Given instruction: List each line holding the string "phone".

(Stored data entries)
═══
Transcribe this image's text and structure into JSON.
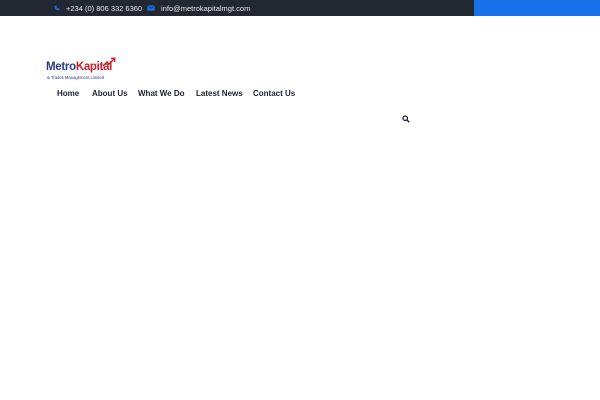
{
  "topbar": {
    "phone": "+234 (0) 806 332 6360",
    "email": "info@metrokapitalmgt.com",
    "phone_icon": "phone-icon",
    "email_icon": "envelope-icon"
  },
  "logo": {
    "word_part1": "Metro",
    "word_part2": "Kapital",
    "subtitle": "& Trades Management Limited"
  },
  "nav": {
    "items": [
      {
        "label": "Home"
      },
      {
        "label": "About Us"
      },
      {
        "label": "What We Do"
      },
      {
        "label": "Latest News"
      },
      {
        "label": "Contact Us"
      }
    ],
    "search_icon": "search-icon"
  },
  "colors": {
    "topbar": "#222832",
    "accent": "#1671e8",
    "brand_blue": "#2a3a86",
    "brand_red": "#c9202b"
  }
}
═══
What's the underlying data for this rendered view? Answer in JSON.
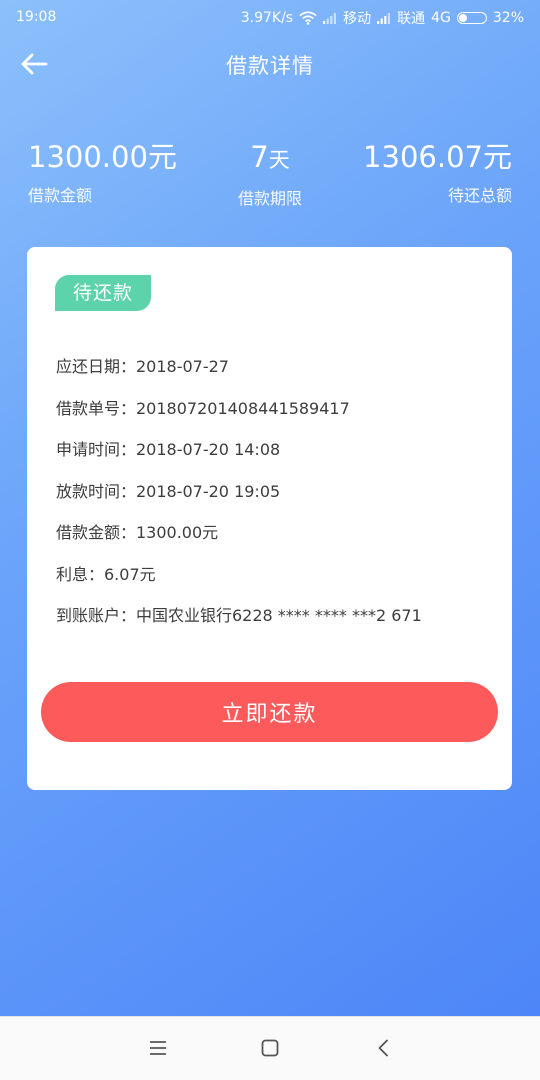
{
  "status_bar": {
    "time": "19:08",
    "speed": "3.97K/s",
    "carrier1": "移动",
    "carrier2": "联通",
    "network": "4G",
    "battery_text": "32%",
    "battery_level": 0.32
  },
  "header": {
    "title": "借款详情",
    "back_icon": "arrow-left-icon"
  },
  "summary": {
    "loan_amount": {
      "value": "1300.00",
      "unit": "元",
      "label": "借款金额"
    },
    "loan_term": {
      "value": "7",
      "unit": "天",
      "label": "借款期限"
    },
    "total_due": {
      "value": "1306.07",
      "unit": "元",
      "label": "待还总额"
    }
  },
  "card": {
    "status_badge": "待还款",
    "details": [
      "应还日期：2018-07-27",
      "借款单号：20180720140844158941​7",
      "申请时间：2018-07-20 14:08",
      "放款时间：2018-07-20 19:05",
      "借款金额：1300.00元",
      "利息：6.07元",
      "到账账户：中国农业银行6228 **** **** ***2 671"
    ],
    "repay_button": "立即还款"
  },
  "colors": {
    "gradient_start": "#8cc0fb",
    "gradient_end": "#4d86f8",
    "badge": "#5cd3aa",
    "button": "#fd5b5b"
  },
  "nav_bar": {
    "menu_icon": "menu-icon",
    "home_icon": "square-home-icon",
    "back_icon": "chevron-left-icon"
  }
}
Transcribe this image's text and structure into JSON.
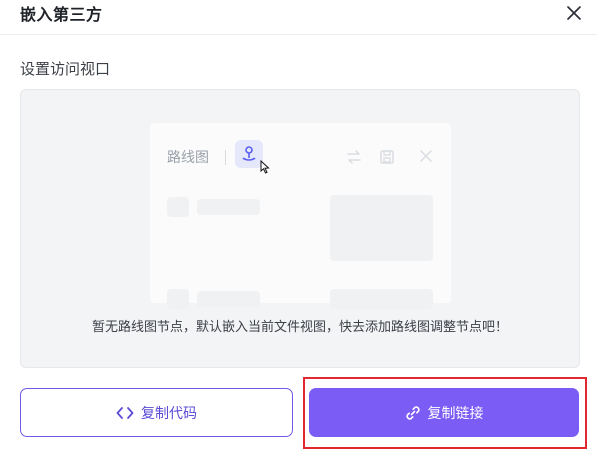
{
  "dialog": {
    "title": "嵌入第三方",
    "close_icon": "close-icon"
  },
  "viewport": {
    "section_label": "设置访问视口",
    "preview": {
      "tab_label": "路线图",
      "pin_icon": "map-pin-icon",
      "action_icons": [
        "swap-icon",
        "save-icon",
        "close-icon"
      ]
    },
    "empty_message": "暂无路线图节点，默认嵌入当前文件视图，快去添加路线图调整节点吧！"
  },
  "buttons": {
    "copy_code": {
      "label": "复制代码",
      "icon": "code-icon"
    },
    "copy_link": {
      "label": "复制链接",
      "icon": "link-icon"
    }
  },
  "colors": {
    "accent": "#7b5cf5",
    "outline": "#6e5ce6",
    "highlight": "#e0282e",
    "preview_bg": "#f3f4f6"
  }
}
═══
Exercise answer:
    "phone": "+234 (0) 806 332 6360",
    "phone_icon": "phone-icon",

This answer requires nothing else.